Aim of the task:
Return every line of the data below that includes the string "ratio".

Dataset records:
▼

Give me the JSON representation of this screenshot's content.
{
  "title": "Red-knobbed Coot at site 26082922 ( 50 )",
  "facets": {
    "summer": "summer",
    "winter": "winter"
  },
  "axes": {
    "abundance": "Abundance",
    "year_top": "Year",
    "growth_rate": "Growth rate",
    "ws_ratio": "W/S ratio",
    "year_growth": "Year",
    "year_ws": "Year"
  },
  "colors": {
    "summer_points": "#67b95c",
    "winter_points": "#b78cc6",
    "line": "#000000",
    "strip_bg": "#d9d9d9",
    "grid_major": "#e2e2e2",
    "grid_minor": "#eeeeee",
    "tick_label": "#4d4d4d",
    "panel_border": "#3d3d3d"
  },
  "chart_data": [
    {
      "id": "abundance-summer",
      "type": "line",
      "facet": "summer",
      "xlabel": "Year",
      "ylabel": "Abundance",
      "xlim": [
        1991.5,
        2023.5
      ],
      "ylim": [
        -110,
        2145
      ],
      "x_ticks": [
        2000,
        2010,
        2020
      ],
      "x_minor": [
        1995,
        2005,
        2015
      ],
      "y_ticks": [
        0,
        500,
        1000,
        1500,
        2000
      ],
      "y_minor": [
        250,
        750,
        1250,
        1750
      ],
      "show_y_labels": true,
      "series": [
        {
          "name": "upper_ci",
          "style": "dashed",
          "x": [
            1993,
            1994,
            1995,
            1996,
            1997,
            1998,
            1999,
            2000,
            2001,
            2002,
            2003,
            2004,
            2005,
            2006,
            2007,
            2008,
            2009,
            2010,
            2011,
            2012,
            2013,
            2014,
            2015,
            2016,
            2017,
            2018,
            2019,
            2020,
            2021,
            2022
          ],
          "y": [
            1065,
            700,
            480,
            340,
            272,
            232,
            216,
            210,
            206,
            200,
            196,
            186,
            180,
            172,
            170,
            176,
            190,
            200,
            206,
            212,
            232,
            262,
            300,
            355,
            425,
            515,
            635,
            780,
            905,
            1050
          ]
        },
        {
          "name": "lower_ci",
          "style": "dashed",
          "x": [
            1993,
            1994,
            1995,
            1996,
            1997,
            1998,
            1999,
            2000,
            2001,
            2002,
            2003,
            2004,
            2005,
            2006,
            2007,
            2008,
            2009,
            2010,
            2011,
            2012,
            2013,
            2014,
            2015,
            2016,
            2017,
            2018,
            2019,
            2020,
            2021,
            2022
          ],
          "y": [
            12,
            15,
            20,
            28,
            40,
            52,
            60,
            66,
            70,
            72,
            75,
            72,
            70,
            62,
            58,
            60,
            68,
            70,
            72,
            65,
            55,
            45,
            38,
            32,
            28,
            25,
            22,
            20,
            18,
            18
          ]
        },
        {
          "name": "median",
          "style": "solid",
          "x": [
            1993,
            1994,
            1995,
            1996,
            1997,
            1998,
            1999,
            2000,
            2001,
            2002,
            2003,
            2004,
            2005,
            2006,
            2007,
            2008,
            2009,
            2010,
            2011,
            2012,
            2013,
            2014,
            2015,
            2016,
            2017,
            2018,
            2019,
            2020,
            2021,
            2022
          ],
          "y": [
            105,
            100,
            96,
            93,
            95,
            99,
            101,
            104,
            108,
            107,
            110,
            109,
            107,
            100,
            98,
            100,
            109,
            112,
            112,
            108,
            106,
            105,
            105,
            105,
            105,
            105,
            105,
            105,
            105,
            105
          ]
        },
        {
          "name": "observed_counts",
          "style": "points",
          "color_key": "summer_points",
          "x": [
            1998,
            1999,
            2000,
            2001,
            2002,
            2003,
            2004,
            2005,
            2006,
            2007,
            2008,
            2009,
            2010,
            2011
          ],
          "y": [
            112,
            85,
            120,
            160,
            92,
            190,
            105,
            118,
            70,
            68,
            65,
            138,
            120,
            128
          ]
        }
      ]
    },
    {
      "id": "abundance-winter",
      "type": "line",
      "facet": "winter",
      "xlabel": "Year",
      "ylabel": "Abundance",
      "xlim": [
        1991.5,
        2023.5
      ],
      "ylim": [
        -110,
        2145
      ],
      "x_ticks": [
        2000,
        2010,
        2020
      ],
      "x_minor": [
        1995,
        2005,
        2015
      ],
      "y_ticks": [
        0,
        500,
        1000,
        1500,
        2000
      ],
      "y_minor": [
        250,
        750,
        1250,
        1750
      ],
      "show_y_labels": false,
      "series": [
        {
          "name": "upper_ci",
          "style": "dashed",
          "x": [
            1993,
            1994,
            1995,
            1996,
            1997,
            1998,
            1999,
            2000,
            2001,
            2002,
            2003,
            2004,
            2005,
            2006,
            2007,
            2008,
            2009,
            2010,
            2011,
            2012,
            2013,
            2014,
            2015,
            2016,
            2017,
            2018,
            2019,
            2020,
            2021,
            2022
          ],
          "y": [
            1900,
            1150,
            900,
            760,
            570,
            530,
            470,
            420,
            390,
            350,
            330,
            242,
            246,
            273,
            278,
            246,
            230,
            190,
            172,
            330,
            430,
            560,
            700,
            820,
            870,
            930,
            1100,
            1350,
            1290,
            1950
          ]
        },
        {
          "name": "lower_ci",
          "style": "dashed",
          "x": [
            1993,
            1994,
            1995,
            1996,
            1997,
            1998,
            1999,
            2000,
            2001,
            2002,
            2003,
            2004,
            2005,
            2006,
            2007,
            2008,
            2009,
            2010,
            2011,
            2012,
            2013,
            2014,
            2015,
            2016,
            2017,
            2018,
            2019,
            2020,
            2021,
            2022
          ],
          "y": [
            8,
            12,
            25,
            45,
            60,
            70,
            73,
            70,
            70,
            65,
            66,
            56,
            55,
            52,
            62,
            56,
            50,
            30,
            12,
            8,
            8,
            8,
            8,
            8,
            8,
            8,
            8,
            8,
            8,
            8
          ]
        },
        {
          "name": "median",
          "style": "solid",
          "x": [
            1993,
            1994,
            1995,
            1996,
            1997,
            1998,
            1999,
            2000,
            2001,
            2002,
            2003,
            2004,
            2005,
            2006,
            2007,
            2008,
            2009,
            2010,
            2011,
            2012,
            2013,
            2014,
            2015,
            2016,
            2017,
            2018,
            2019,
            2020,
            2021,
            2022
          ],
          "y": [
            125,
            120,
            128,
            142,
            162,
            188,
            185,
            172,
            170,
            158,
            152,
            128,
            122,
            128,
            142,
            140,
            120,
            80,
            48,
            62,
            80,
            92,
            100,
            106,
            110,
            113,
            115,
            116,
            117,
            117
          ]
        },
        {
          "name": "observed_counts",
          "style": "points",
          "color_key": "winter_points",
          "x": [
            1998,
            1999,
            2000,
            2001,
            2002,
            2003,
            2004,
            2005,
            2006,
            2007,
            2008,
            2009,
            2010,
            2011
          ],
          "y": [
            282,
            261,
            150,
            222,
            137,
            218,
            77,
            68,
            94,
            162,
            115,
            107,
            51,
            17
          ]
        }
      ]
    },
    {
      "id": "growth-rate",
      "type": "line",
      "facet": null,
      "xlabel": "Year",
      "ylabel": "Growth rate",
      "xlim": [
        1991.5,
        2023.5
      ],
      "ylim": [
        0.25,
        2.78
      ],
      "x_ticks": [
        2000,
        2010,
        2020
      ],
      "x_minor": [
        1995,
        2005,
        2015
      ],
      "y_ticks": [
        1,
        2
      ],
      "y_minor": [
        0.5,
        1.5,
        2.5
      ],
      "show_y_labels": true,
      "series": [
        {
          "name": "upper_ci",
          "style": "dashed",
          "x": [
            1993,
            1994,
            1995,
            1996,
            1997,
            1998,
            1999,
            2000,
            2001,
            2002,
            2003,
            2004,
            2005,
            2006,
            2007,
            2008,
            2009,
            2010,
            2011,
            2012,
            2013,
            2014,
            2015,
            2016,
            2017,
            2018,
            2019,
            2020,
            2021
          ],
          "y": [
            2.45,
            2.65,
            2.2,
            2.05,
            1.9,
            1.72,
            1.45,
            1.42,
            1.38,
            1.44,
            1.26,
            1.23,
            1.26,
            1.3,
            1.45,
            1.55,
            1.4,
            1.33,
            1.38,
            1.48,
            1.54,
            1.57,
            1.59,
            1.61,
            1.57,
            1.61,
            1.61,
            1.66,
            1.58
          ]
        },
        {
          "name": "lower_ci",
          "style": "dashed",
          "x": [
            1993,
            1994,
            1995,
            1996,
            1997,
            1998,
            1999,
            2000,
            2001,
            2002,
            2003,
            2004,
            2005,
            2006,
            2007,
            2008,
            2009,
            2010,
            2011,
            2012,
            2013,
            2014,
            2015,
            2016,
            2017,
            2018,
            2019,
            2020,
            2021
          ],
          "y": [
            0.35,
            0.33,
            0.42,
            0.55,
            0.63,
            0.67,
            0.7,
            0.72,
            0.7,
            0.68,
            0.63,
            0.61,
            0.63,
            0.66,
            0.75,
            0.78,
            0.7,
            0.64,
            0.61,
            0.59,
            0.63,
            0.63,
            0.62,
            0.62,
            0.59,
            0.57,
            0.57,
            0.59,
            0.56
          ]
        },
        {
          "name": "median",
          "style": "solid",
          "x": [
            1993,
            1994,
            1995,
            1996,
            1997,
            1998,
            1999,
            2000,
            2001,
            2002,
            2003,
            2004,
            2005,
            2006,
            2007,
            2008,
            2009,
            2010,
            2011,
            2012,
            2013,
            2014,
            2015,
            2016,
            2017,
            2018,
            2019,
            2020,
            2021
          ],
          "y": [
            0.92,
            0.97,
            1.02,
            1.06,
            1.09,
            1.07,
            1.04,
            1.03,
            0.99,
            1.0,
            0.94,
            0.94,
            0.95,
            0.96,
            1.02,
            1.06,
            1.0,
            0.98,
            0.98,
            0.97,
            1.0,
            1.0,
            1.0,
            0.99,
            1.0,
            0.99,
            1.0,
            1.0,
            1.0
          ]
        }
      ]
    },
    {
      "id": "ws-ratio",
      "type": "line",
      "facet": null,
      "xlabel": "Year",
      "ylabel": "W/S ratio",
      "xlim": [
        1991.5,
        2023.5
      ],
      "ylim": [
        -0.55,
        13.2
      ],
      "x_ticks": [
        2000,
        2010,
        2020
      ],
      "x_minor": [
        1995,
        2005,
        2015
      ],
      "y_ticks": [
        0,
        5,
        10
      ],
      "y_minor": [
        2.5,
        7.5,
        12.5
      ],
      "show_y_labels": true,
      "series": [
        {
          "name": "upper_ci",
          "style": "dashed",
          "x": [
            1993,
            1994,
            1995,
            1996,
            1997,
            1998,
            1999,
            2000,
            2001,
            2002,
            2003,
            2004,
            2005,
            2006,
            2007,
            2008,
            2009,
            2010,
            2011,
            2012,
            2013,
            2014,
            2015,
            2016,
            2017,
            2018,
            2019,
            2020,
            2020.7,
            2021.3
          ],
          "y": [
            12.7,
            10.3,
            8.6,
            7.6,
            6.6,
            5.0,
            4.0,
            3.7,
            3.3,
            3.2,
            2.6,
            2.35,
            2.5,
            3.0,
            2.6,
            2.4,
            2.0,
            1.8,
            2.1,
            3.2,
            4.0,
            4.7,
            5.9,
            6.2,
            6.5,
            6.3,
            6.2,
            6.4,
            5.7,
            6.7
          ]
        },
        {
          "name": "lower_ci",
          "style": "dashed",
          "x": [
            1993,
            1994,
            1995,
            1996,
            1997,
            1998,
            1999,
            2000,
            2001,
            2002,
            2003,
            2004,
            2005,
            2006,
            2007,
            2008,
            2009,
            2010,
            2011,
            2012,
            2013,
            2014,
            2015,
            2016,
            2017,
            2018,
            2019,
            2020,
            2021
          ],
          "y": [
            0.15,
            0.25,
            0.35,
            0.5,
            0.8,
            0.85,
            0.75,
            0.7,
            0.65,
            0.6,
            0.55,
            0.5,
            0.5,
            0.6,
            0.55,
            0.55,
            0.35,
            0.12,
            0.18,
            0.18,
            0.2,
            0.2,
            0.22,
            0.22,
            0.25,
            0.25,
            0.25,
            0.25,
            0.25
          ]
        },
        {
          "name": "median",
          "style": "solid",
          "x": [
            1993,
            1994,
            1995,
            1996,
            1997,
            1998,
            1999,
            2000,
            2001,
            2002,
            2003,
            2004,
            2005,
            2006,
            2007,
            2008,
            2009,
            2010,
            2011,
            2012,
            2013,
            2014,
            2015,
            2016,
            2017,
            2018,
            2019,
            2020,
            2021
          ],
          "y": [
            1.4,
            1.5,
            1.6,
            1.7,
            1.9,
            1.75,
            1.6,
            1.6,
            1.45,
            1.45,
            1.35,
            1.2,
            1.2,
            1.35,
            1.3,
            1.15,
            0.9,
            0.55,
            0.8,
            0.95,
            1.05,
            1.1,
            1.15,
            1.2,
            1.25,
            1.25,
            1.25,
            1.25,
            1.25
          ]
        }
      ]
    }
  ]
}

▲

The output:
    "ws_ratio": "W/S ratio",
      "id": "ws-ratio",
      "ylabel": "W/S ratio",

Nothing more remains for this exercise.